___ RECORD EXTRACTS ___

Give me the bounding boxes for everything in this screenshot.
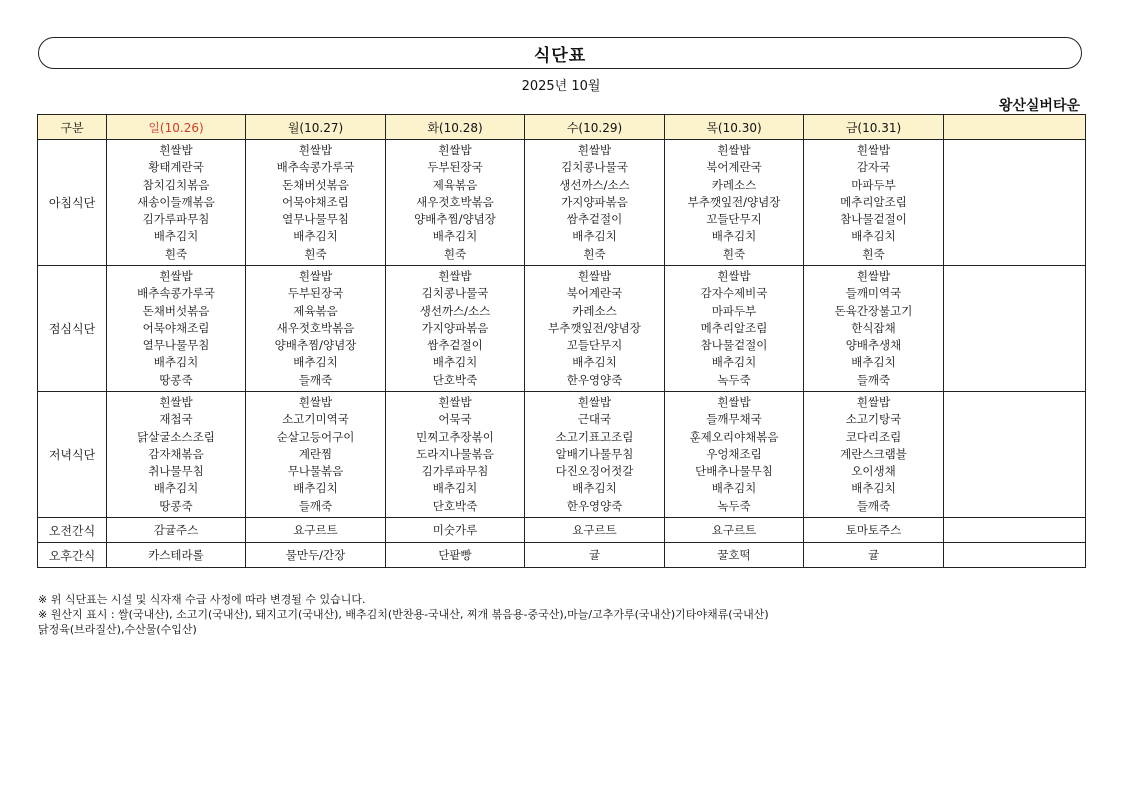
menu-item: 두부된장국 xyxy=(287,286,344,301)
menu-item: 민찌고추장볶이 xyxy=(416,429,494,444)
menu-item: 돈채버섯볶음 xyxy=(142,303,210,318)
menu-item: 생선까스/소스 xyxy=(559,177,630,192)
menu-item: 코다리조림 xyxy=(845,429,902,444)
meal-table xyxy=(37,114,1086,568)
notes xyxy=(38,592,769,637)
menu-item: 무나물볶음 xyxy=(287,464,344,479)
menu-item: 들깨무채국 xyxy=(706,412,762,427)
menu-item: 김가루파무침 xyxy=(142,212,210,227)
meal-cell xyxy=(944,392,1086,518)
meal-cell xyxy=(804,266,944,392)
menu-item: 감자국 xyxy=(856,160,891,175)
meal-cell xyxy=(665,266,804,392)
snack-cell: 꿀호떡 xyxy=(665,543,804,568)
menu-item: 흰쌀밥 xyxy=(856,143,891,158)
header-day: 금(10.31) xyxy=(804,115,944,140)
menu-item: 제육볶음 xyxy=(293,303,338,318)
menu-item: 배추김치 xyxy=(432,355,478,370)
menu-item: 배추속콩가루국 xyxy=(137,286,215,301)
menu-item: 흰죽 xyxy=(304,246,327,261)
menu-item: 근대국 xyxy=(577,412,612,427)
menu-item: 흰죽 xyxy=(722,246,746,261)
menu-item: 양배추생채 xyxy=(845,338,902,353)
menu-item: 녹두죽 xyxy=(717,372,751,387)
header-day xyxy=(944,115,1086,140)
header-day: 월(10.27) xyxy=(246,115,386,140)
menu-item: 흰쌀밥 xyxy=(159,269,193,284)
menu-item: 김치콩나물국 xyxy=(421,286,489,301)
menu-item: 취나물무침 xyxy=(148,464,204,479)
snack-cell xyxy=(944,518,1086,543)
title-banner xyxy=(38,37,1082,69)
menu-item: 흰쌀밥 xyxy=(717,269,751,284)
menu-item: 마파두부 xyxy=(711,303,757,318)
header-day: 화(10.28) xyxy=(386,115,525,140)
meal-cell xyxy=(107,266,246,392)
menu-item: 생선까스/소스 xyxy=(419,303,491,318)
snack-cell xyxy=(944,543,1086,568)
note-line: 닭정육(브라질산),수산물(수입산) xyxy=(38,623,197,636)
menu-item: 배추김치 xyxy=(432,481,478,496)
menu-item: 배추김치 xyxy=(572,229,617,244)
menu-item: 어묵야채조림 xyxy=(142,320,210,335)
menu-item: 두부된장국 xyxy=(427,160,483,175)
menu-item: 배추김치 xyxy=(153,229,199,244)
menu-item: 흰쌀밥 xyxy=(438,269,472,284)
menu-item: 계란스크램블 xyxy=(840,446,907,461)
meal-row xyxy=(38,266,1086,392)
menu-item: 북어계란국 xyxy=(566,286,623,301)
menu-item: 가지양파볶음 xyxy=(421,320,489,335)
menu-item: 제육볶음 xyxy=(432,177,478,192)
menu-item: 배추김치 xyxy=(153,355,199,370)
menu-item: 녹두죽 xyxy=(717,498,751,513)
menu-item: 흰쌀밥 xyxy=(298,269,333,284)
menu-item: 흰쌀밥 xyxy=(298,143,333,158)
meal-cell xyxy=(665,392,804,518)
menu-item: 한우영양죽 xyxy=(566,498,623,513)
menu-item: 참나물겉절이 xyxy=(700,338,768,353)
page-title: 식단표 xyxy=(533,45,587,66)
menu-item: 꼬들단무지 xyxy=(566,338,623,353)
menu-item: 소고기표고조림 xyxy=(555,429,634,444)
snack-row xyxy=(38,543,1086,568)
meal-cell xyxy=(665,140,804,266)
menu-item: 흰죽 xyxy=(583,246,606,261)
menu-item: 배추김치 xyxy=(293,481,338,496)
meal-label: 아침식단 xyxy=(38,140,107,266)
menu-item: 새우젓호박볶음 xyxy=(416,194,494,209)
menu-item: 참나물겉절이 xyxy=(840,212,907,227)
meal-cell xyxy=(107,392,246,518)
meal-cell xyxy=(944,140,1086,266)
menu-item: 단호박죽 xyxy=(432,372,478,387)
menu-item: 배추속콩가루국 xyxy=(276,160,355,175)
snack-cell: 귤 xyxy=(525,543,665,568)
menu-item: 흰쌀밥 xyxy=(298,395,333,410)
note-line: ※ 원산지 표시 : 쌀(국내산), 소고기(국내산), 돼지고기(국내산), 배추김치(반찬용-국내산, 찌개 볶음용-중국산),마늘/고추가루(국내산)기타야채류(국내산) xyxy=(38,608,769,621)
menu-item: 들깨죽 xyxy=(856,372,891,387)
meal-cell xyxy=(246,266,386,392)
menu-item: 흰죽 xyxy=(862,246,885,261)
menu-item: 흰쌀밥 xyxy=(856,269,891,284)
meal-cell xyxy=(386,140,525,266)
menu-item: 순살고등어구이 xyxy=(276,429,355,444)
menu-item: 부추깻잎전/양념장 xyxy=(687,194,781,209)
snack-cell: 카스테라롤 xyxy=(107,543,246,568)
menu-item: 땅콩죽 xyxy=(159,498,193,513)
snack-cell: 물만두/간장 xyxy=(246,543,386,568)
menu-item: 소고기미역국 xyxy=(282,412,349,427)
facility-name: 왕산실버타운 xyxy=(998,98,1080,114)
menu-item: 들깨미역국 xyxy=(845,286,902,301)
month-subtitle: 2025년 10월 xyxy=(521,79,601,94)
menu-item: 배추김치 xyxy=(851,229,896,244)
menu-item: 가지양파볶음 xyxy=(561,194,628,209)
menu-item: 오이생채 xyxy=(851,464,896,479)
header-day: 목(10.30) xyxy=(665,115,804,140)
meal-cell xyxy=(386,392,525,518)
menu-item: 흰쌀밥 xyxy=(717,395,751,410)
meal-cell xyxy=(525,392,665,518)
menu-item: 양배추찜/양념장 xyxy=(414,212,496,227)
meal-cell xyxy=(804,140,944,266)
snack-cell: 귤 xyxy=(804,543,944,568)
menu-item: 계란찜 xyxy=(298,446,333,461)
menu-item: 열무나물무침 xyxy=(142,338,210,353)
snack-cell: 단팥빵 xyxy=(386,543,525,568)
menu-item: 닭살굴소스조림 xyxy=(137,429,215,444)
menu-item: 어묵국 xyxy=(438,412,472,427)
header-day: 일(10.26) xyxy=(107,115,246,140)
menu-item: 참치김치볶음 xyxy=(142,177,210,192)
menu-item: 열무나물무침 xyxy=(282,212,349,227)
meal-cell xyxy=(246,392,386,518)
snack-cell: 토마토주스 xyxy=(804,518,944,543)
menu-item: 우엉채조림 xyxy=(706,446,762,461)
snack-cell: 요구르트 xyxy=(246,518,386,543)
menu-item: 흰쌀밥 xyxy=(577,269,612,284)
meal-cell xyxy=(525,266,665,392)
menu-item: 흰쌀밥 xyxy=(856,395,891,410)
header-row xyxy=(38,115,1086,140)
menu-item: 흰쌀밥 xyxy=(577,143,612,158)
menu-item: 김가루파무침 xyxy=(421,464,489,479)
meal-row xyxy=(38,140,1086,266)
menu-item: 흰쌀밥 xyxy=(717,143,751,158)
menu-item: 흰쌀밥 xyxy=(159,395,193,410)
menu-item: 돈채버섯볶음 xyxy=(282,177,349,192)
meal-row xyxy=(38,392,1086,518)
menu-item: 재첩국 xyxy=(159,412,193,427)
menu-item: 꼬들단무지 xyxy=(706,212,762,227)
snack-row xyxy=(38,518,1086,543)
snack-label: 오전간식 xyxy=(38,518,107,543)
note-line: ※ 위 식단표는 시설 및 식자재 수급 사정에 따라 변경될 수 있습니다. xyxy=(38,593,366,606)
snack-cell: 미숫가루 xyxy=(386,518,525,543)
menu-item: 배추김치 xyxy=(153,481,199,496)
meal-cell xyxy=(804,392,944,518)
header-day: 수(10.29) xyxy=(525,115,665,140)
snack-cell: 요구르트 xyxy=(665,518,804,543)
menu-item: 들깨죽 xyxy=(856,498,891,513)
menu-item: 메추리알조림 xyxy=(840,194,907,209)
header-category: 구분 xyxy=(38,115,107,140)
menu-item: 흰죽 xyxy=(164,246,188,261)
menu-item: 마파두부 xyxy=(851,177,896,192)
menu-item: 들깨죽 xyxy=(298,372,333,387)
menu-item: 다진오징어젓갈 xyxy=(555,464,634,479)
menu-item: 쌈추겉절이 xyxy=(427,338,483,353)
menu-item: 배추김치 xyxy=(572,355,617,370)
menu-item: 흰죽 xyxy=(443,246,467,261)
snack-cell: 요구르트 xyxy=(525,518,665,543)
meal-cell xyxy=(525,140,665,266)
menu-item: 소고기탕국 xyxy=(845,412,902,427)
menu-item: 황태계란국 xyxy=(148,160,204,175)
menu-item: 배추김치 xyxy=(851,481,896,496)
menu-item: 흰쌀밥 xyxy=(438,395,472,410)
menu-item: 배추김치 xyxy=(851,355,896,370)
menu-item: 단배추나물무침 xyxy=(695,464,773,479)
menu-item: 한우영양죽 xyxy=(566,372,623,387)
menu-item: 배추김치 xyxy=(711,229,757,244)
menu-item: 땅콩죽 xyxy=(159,372,193,387)
meal-label: 점심식단 xyxy=(38,266,107,392)
menu-item: 새우젓호박볶음 xyxy=(276,320,355,335)
menu-item: 김치콩나물국 xyxy=(561,160,628,175)
menu-item: 카레소스 xyxy=(711,177,757,192)
menu-item: 배추김치 xyxy=(293,355,338,370)
menu-item: 배추김치 xyxy=(711,481,757,496)
menu-item: 알배기나물무침 xyxy=(555,446,634,461)
meal-cell xyxy=(386,266,525,392)
menu-item: 단호박죽 xyxy=(432,498,478,513)
menu-item: 배추김치 xyxy=(572,481,617,496)
menu-item: 흰쌀밥 xyxy=(577,395,612,410)
menu-item: 새송이들깨볶음 xyxy=(137,194,215,209)
menu-item: 배추김치 xyxy=(711,355,757,370)
meal-label: 저녁식단 xyxy=(38,392,107,518)
menu-item: 들깨죽 xyxy=(298,498,333,513)
menu-item: 흰쌀밥 xyxy=(159,143,193,158)
menu-item: 훈제오리야채볶음 xyxy=(689,429,779,444)
menu-item: 감자채볶음 xyxy=(148,446,204,461)
meal-cell xyxy=(944,266,1086,392)
menu-item: 메추리알조림 xyxy=(700,320,768,335)
menu-item: 양배추찜/양념장 xyxy=(274,338,357,353)
menu-item: 카레소스 xyxy=(572,303,617,318)
meal-cell xyxy=(107,140,246,266)
menu-item: 도라지나물볶음 xyxy=(416,446,494,461)
menu-item: 한식잡채 xyxy=(851,320,896,335)
menu-item: 어묵야채조림 xyxy=(282,194,349,209)
menu-item: 배추김치 xyxy=(432,229,478,244)
menu-item: 쌈추겉절이 xyxy=(566,212,623,227)
menu-item: 돈육간장불고기 xyxy=(834,303,913,318)
menu-item: 배추김치 xyxy=(293,229,338,244)
menu-item: 부추깻잎전/양념장 xyxy=(548,320,641,335)
menu-item: 북어계란국 xyxy=(706,160,762,175)
snack-label: 오후간식 xyxy=(38,543,107,568)
menu-item: 감자수제비국 xyxy=(700,286,768,301)
menu-item: 흰쌀밥 xyxy=(438,143,472,158)
snack-cell: 감귤주스 xyxy=(107,518,246,543)
meal-cell xyxy=(246,140,386,266)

___

TASK DESCRIPTION
Reproduce the lines of the listing between the line containing "menu-item: 두부된장국 xyxy=(287,286,344,301)" and the line containing "menu-item: 들깨무채국 xyxy=(706,412,762,427)", inclusive, switching "menu-item" to "dish-entry" and leaving everything else unchanged.

ANSWER TO THE EXERCISE
dish-entry: 두부된장국 xyxy=(287,286,344,301)
dish-entry: 민찌고추장볶이 xyxy=(416,429,494,444)
dish-entry: 돈채버섯볶음 xyxy=(142,303,210,318)
dish-entry: 생선까스/소스 xyxy=(559,177,630,192)
dish-entry: 코다리조림 xyxy=(845,429,902,444)
meal-table xyxy=(37,114,1086,568)
notes xyxy=(38,592,769,637)
dish-entry: 무나물볶음 xyxy=(287,464,344,479)
dish-entry: 들깨무채국 xyxy=(706,412,762,427)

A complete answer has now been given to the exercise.